Excerpts from a figure dataset
---

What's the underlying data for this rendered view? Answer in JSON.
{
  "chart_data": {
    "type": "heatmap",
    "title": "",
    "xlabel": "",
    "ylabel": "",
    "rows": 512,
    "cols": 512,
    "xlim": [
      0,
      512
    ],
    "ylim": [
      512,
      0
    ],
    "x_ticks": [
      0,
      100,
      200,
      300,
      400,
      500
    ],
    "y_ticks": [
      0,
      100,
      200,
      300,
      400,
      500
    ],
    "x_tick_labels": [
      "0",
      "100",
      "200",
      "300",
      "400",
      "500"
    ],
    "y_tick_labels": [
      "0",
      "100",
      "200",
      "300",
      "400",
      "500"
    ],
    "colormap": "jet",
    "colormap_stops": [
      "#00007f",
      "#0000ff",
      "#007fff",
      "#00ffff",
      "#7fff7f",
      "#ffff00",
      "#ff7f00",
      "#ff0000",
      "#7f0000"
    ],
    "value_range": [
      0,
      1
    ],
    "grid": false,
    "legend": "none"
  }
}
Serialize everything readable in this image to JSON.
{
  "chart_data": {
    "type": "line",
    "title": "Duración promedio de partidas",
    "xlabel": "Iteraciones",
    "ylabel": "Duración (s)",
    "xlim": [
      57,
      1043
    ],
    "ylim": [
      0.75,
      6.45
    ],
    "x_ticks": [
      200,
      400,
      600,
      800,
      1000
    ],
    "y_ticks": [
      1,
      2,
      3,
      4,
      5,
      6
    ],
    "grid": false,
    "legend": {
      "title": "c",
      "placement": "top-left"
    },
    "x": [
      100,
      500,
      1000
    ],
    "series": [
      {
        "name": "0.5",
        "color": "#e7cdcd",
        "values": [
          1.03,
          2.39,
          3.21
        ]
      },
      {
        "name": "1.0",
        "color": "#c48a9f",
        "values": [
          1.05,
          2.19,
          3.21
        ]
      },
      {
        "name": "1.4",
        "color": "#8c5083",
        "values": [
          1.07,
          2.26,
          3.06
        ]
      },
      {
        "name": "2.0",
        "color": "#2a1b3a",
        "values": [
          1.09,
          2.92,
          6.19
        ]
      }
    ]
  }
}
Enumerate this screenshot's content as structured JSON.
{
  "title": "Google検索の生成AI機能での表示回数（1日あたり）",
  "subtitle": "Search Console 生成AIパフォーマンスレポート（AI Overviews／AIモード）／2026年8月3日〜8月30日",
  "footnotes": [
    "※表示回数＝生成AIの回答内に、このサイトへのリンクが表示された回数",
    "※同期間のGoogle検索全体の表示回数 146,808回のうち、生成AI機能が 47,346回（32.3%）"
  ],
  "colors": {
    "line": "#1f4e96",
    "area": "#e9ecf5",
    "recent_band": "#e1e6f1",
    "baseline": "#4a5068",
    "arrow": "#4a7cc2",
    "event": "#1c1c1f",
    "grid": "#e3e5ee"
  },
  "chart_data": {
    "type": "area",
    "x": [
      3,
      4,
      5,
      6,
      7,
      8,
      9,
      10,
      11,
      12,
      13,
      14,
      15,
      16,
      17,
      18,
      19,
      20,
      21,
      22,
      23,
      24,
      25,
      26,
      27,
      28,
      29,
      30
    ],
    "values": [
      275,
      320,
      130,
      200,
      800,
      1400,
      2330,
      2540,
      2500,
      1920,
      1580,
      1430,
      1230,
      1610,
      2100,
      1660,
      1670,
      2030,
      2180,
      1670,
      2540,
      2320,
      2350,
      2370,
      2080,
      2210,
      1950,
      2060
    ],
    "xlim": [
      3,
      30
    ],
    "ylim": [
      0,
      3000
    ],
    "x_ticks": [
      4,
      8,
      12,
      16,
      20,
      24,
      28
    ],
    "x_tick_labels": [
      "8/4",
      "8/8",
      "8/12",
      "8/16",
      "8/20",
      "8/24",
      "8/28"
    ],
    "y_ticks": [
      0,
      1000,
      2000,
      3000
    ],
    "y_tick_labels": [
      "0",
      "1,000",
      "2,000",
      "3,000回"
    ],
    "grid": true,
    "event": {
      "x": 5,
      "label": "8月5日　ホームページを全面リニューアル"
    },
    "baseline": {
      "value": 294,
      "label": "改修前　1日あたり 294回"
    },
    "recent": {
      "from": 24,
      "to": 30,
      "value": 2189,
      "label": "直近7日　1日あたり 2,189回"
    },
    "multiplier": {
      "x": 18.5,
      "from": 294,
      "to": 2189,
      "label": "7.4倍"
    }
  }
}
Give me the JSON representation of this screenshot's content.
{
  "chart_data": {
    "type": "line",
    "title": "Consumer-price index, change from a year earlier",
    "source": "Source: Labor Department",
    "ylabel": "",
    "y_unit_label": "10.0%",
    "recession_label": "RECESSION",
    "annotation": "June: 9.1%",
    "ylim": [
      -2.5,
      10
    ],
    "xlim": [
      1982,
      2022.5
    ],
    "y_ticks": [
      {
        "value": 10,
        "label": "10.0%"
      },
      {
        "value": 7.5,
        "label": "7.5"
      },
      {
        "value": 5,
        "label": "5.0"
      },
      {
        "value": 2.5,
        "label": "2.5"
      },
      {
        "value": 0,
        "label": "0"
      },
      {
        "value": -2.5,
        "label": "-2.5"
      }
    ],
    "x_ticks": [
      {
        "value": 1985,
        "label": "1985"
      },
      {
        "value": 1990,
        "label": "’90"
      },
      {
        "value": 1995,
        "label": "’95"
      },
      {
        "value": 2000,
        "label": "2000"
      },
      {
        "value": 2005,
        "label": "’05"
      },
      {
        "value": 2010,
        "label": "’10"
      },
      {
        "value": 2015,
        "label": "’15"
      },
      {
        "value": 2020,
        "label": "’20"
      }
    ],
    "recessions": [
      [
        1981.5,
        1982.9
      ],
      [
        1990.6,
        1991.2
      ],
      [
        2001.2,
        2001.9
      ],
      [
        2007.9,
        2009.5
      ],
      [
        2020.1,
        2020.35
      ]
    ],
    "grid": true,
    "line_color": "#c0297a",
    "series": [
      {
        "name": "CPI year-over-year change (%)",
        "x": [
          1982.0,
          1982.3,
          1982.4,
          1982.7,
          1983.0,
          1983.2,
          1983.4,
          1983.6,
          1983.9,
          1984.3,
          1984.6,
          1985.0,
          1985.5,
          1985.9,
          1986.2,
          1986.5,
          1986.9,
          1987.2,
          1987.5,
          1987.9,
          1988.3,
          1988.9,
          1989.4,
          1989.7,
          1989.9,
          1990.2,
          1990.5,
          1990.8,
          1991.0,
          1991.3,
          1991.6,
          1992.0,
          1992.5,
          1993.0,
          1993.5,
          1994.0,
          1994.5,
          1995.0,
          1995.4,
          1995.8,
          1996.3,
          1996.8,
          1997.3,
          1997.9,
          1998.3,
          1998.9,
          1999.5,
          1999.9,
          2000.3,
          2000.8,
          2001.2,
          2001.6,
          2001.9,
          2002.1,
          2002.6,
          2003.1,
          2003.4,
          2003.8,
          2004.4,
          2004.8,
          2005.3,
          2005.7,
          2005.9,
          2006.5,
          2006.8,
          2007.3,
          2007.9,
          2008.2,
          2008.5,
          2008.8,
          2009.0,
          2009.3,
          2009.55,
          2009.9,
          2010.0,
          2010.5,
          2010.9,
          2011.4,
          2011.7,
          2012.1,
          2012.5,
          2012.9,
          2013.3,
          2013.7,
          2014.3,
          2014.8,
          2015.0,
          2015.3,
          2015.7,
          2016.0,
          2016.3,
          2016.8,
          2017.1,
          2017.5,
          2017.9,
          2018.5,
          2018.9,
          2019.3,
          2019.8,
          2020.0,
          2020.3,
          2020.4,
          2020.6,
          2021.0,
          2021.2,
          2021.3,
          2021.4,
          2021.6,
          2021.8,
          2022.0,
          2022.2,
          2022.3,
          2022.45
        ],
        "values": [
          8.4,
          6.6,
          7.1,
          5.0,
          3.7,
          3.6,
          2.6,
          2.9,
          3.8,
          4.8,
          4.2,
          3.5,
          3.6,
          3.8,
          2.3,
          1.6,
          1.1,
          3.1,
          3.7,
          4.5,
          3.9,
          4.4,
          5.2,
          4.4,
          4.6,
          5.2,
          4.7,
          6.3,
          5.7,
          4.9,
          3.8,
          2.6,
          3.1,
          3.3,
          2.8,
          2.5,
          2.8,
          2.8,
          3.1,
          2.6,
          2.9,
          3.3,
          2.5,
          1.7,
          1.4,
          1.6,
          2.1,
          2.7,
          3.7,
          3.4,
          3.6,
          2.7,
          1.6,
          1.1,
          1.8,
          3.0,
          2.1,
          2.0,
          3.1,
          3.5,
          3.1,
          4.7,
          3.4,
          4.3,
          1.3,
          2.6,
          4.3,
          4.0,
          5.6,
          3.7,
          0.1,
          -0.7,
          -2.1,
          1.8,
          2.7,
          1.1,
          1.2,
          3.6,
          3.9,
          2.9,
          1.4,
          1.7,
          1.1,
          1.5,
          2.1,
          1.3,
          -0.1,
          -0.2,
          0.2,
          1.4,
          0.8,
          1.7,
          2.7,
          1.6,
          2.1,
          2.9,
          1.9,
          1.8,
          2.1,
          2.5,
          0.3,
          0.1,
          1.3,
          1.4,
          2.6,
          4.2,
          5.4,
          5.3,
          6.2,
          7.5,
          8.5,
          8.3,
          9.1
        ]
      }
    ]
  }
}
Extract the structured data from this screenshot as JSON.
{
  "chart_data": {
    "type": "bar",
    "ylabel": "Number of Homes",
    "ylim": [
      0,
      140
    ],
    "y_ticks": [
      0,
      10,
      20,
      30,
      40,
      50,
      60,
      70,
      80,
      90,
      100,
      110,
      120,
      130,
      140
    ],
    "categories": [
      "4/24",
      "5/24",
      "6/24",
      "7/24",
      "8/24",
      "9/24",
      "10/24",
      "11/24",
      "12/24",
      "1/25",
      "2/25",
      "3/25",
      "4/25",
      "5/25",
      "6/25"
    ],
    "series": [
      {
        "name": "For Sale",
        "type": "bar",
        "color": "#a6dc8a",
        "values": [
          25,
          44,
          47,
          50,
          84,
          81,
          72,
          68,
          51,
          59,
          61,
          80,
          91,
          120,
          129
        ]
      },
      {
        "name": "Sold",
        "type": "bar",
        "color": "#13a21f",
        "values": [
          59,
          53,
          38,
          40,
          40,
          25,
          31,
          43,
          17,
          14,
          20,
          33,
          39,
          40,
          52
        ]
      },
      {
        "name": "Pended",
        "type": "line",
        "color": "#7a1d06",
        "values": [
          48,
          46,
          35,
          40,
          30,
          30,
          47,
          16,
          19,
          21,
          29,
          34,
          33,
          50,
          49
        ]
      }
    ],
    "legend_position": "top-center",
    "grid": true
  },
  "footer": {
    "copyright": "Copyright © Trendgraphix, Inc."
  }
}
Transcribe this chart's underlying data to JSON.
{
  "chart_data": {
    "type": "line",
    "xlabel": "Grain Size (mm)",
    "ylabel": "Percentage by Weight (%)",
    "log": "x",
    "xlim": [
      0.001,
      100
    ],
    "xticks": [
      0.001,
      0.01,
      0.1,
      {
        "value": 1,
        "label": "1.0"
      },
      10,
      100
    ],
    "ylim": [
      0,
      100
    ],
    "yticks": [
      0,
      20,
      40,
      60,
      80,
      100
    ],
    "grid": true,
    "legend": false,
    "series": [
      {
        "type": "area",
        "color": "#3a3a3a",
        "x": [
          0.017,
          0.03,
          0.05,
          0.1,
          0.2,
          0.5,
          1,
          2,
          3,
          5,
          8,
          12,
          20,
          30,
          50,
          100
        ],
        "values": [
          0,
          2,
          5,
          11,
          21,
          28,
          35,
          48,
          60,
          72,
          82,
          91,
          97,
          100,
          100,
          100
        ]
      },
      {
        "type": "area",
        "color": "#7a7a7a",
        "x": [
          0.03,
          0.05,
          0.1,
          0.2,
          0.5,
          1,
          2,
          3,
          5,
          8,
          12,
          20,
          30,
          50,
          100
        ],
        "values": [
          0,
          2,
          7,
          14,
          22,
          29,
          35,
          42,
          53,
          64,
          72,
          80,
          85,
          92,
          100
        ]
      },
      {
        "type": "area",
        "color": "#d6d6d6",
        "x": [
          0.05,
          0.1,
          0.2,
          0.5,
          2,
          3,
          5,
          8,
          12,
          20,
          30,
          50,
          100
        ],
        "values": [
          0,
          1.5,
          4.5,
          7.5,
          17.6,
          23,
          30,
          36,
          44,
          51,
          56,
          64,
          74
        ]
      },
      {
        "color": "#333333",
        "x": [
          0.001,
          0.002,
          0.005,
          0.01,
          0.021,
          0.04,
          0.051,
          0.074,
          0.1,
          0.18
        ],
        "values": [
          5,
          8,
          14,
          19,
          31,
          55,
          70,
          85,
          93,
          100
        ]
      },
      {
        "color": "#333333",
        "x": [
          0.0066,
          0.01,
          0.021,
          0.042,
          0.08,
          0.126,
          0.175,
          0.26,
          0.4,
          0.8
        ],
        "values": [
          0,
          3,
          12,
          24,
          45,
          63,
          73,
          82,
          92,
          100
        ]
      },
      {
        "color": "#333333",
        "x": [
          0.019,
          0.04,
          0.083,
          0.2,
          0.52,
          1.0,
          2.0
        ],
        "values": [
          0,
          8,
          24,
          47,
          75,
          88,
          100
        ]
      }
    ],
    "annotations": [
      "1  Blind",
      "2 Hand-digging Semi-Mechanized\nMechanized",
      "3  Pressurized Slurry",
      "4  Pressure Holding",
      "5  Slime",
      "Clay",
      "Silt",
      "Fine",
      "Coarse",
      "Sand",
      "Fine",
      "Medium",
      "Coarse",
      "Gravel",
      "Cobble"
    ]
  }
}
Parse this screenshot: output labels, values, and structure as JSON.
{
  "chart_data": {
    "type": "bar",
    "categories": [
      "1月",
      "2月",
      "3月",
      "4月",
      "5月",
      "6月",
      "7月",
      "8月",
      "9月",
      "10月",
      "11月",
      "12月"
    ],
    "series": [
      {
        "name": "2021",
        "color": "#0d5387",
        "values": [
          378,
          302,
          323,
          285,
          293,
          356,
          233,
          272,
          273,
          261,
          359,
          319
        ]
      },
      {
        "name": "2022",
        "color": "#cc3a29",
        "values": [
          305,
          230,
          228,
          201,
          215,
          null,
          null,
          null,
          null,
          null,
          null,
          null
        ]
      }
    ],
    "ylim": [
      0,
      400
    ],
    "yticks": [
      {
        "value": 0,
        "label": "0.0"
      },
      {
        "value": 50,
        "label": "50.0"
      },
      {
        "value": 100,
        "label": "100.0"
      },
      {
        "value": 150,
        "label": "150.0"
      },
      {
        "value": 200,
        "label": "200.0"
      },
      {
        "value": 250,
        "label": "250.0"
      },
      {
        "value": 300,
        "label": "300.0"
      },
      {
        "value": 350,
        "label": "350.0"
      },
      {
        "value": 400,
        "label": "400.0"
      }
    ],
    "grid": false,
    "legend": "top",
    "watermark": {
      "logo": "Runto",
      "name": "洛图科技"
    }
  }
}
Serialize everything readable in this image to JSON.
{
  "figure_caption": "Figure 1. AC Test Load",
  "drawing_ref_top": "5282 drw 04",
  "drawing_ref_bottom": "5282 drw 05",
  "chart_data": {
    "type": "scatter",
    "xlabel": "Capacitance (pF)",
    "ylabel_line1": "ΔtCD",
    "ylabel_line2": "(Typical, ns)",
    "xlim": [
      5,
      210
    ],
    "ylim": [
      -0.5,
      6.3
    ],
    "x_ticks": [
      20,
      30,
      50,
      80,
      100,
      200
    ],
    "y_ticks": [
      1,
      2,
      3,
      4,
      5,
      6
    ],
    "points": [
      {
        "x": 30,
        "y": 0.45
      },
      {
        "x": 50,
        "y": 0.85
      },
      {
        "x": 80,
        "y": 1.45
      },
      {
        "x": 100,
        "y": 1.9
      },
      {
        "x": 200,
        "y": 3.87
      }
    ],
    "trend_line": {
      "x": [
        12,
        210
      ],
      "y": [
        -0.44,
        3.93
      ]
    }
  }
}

---

Problem description
Each line above that includes "year" should be shown.

Solution for this problem
    "title": "Consumer-price index, change from a year earlier",
        "name": "CPI year-over-year change (%)",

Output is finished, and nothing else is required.